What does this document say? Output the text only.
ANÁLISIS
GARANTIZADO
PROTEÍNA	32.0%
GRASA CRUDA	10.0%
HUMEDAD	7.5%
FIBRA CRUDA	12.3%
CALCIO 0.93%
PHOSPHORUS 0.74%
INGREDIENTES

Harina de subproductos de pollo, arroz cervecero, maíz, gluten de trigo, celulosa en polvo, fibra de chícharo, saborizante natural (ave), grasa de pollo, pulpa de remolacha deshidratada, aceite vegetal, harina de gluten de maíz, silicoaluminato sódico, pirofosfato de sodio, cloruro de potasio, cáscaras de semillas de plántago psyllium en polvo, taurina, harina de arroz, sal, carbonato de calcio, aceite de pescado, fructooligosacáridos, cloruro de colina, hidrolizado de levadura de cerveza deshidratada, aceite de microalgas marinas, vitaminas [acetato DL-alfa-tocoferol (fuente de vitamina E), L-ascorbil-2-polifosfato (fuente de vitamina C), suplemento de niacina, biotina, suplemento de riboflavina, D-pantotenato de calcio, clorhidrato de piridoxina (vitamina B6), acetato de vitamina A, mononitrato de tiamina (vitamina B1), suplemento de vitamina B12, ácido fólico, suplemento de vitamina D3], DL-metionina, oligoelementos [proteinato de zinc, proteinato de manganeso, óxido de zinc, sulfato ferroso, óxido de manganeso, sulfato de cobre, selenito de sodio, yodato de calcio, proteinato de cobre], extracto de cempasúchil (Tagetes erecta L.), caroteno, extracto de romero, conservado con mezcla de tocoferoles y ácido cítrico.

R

TASK DETAILS: What's needed is every line of the listing, transcribed word for word.

OUTPUT:
What does this document say? Output the text only.
ANÁLISIS
GARANTIZADO
PROTEÍNA	32.0%
GRASA CRUDA	10.0%
HUMEDAD	7.5%
FIBRA CRUDA	12.3%
CALCIO 0.93%
PHOSPHORUS 0.74%
INGREDIENTES

Harina de subproductos de pollo, arroz cervecero, maíz, gluten de trigo, celulosa en polvo, fibra de chícharo, saborizante natural (ave), grasa de pollo, pulpa de remolacha deshidratada, aceite vegetal, harina de gluten de maíz, silicoaluminato sódico, pirofosfato de sodio, cloruro de potasio, cáscaras de semillas de plántago psyllium en polvo, taurina, harina de arroz, sal, carbonato de calcio, aceite de pescado, fructooligosacáridos, cloruro de colina, hidrolizado de levadura de cerveza deshidratada, aceite de microalgas marinas, vitaminas [acetato DL-alfa-tocoferol (fuente de vitamina E), L-ascorbil-2-polifosfato (fuente de vitamina C), suplemento de niacina, biotina, suplemento de riboflavina, D-pantotenato de calcio, clorhidrato de piridoxina (vitamina B6), acetato de vitamina A, mononitrato de tiamina (vitamina B1), suplemento de vitamina B12, ácido fólico, suplemento de vitamina D3], DL-metionina, oligoelementos [proteinato de zinc, proteinato de manganeso, óxido de zinc, sulfato ferroso, óxido de manganeso, sulfato de cobre, selenito de sodio, yodato de calcio, proteinato de cobre], extracto de cempasúchil (Tagetes erecta L.), caroteno, extracto de romero, conservado con mezcla de tocoferoles y ácido cítrico.

R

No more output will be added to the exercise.